Your goal:
Below are some records. Copy every line in them that holds "JSON".

Input data:
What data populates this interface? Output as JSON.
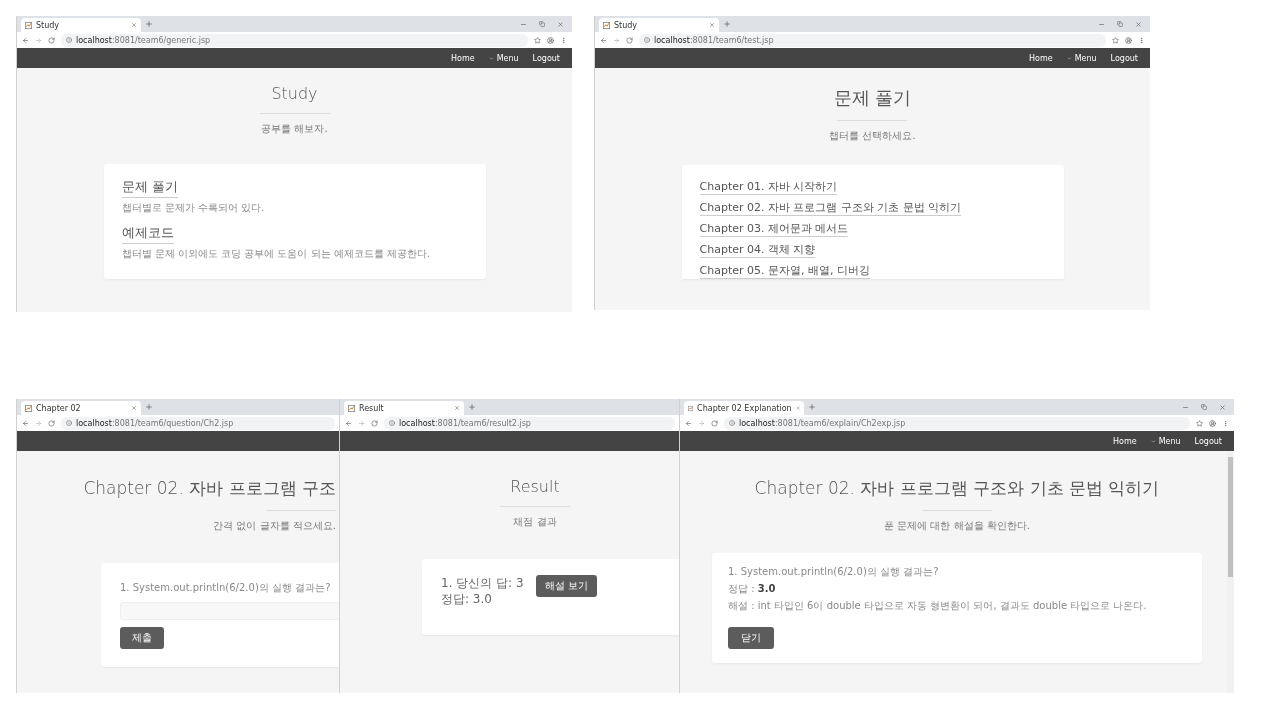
{
  "windows": [
    {
      "tab_title": "Study",
      "url": "**localhost**:8081/team6/generic.jsp",
      "window_controls": true,
      "nav": [
        {
          "label": "Home",
          "kind": "link"
        },
        {
          "label": "Menu",
          "kind": "dropdown"
        },
        {
          "label": "Logout",
          "kind": "link"
        }
      ],
      "page": {
        "kind": "home",
        "heading": "Study",
        "subtitle": "공부를 해보자.",
        "sections": [
          {
            "title": "문제 풀기",
            "description": "챕터별로 문제가 수록되어 있다."
          },
          {
            "title": "예제코드",
            "description": "챕터별 문제 이외에도 코딩 공부에 도움이 되는 예제코드를 제공한다."
          }
        ]
      }
    },
    {
      "tab_title": "Study",
      "url": "**localhost**:8081/team6/test.jsp",
      "window_controls": true,
      "nav": [
        {
          "label": "Home",
          "kind": "link"
        },
        {
          "label": "Menu",
          "kind": "dropdown"
        },
        {
          "label": "Logout",
          "kind": "link"
        }
      ],
      "page": {
        "kind": "chapters",
        "heading": "문제 풀기",
        "subtitle": "챕터를 선택하세요.",
        "chapters": [
          "Chapter 01. 자바 시작하기",
          "Chapter 02. 자바 프로그램 구조와 기초 문법 익히기",
          "Chapter 03. 제어문과 메서드",
          "Chapter 04. 객체 지향",
          "Chapter 05. 문자열, 배열, 디버깅"
        ]
      }
    },
    {
      "tab_title": "Chapter 02",
      "url": "**localhost**:8081/team6/question/Ch2.jsp",
      "window_controls": false,
      "page": {
        "kind": "question",
        "heading": "Chapter 02. 자바 프로그램 구조",
        "subtitle": "간격 없이 글자를 적으세요.",
        "question": "1. System.out.println(6/2.0)의 실행 결과는?",
        "button": "제출"
      }
    },
    {
      "tab_title": "Result",
      "url": "**localhost**:8081/team6/result2.jsp",
      "window_controls": false,
      "page": {
        "kind": "result",
        "heading": "Result",
        "subtitle": "채점 결과",
        "lines": [
          "1. 당신의 답: 3",
          "정답: 3.0"
        ],
        "button": "해설 보기"
      }
    },
    {
      "tab_title": "Chapter 02 Explanation",
      "url": "**localhost**:8081/team6/explain/Ch2exp.jsp",
      "window_controls": true,
      "nav": [
        {
          "label": "Home",
          "kind": "link"
        },
        {
          "label": "Menu",
          "kind": "dropdown"
        },
        {
          "label": "Logout",
          "kind": "link"
        }
      ],
      "page": {
        "kind": "explanation",
        "heading": "Chapter 02. 자바 프로그램 구조와 기초 문법 익히기",
        "subtitle": "푼 문제에 대한 해설을 확인한다.",
        "question": "1. System.out.println(6/2.0)의 실행 결과는?",
        "answer": "정답 : **3.0**",
        "explanation": "해설 : int 타입인 6이 double 타입으로 자동 형변환이 되어, 결과도 double 타입으로 나온다.",
        "button": "닫기"
      }
    }
  ]
}
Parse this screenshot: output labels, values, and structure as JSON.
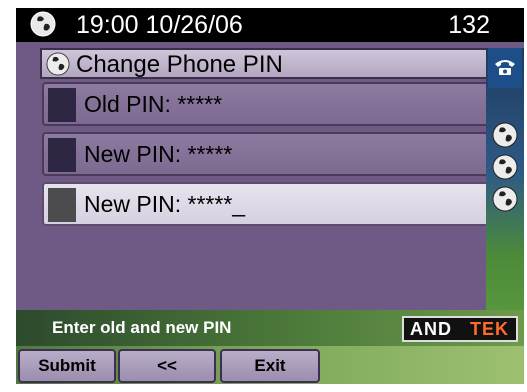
{
  "header": {
    "time_date": "19:00 10/26/06",
    "extension": "132"
  },
  "title": "Change Phone PIN",
  "rows": [
    {
      "label": "Old PIN:",
      "value": "*****"
    },
    {
      "label": "New PIN:",
      "value": "*****"
    },
    {
      "label": "New PIN:",
      "value": "*****_"
    }
  ],
  "status": {
    "message": "Enter old and new PIN",
    "logo_left": "AND",
    "logo_right": "TEK"
  },
  "softkeys": [
    "Submit",
    "<<",
    "Exit"
  ],
  "colors": {
    "logo_accent": "#ff6b2a",
    "background": "#6f5a85"
  },
  "icons": {
    "globe": "globe-icon",
    "phone": "phone-icon"
  }
}
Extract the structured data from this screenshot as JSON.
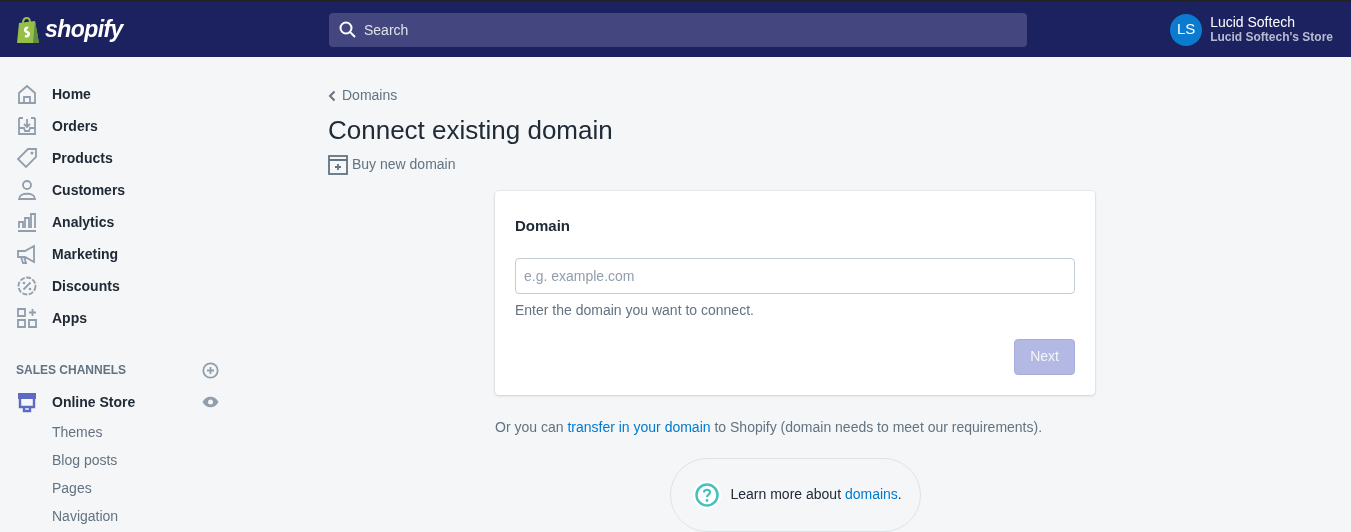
{
  "topbar": {
    "logo": "shopify",
    "search": {
      "placeholder": "Search"
    },
    "user": {
      "initials": "LS",
      "name": "Lucid Softech",
      "store": "Lucid Softech's Store"
    }
  },
  "sidebar": {
    "items": [
      {
        "label": "Home",
        "selected": false
      },
      {
        "label": "Orders",
        "selected": false
      },
      {
        "label": "Products",
        "selected": false
      },
      {
        "label": "Customers",
        "selected": false
      },
      {
        "label": "Analytics",
        "selected": false
      },
      {
        "label": "Marketing",
        "selected": false
      },
      {
        "label": "Discounts",
        "selected": false
      },
      {
        "label": "Apps",
        "selected": false
      }
    ],
    "sales_channels": {
      "heading": "SALES CHANNELS",
      "channel": {
        "label": "Online Store",
        "selected": true,
        "children": [
          {
            "label": "Themes"
          },
          {
            "label": "Blog posts"
          },
          {
            "label": "Pages"
          },
          {
            "label": "Navigation"
          }
        ]
      }
    }
  },
  "page": {
    "breadcrumb": "Domains",
    "title": "Connect existing domain",
    "action": "Buy new domain",
    "card": {
      "title": "Domain",
      "field": {
        "placeholder": "e.g. example.com"
      },
      "help": "Enter the domain you want to connect.",
      "button": {
        "label": "Next",
        "disabled": true
      }
    },
    "transfer": {
      "before": "Or you can ",
      "link": "transfer in your domain",
      "after": " to Shopify (domain needs to meet our requirements)."
    },
    "learn_more": {
      "before": "Learn more about ",
      "link": "domains",
      "after": "."
    }
  }
}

Finished exercise:
What data populates this interface? Output as JSON.
Parse this screenshot: output labels, values, and structure as JSON.
Extract the structured data from this screenshot as JSON.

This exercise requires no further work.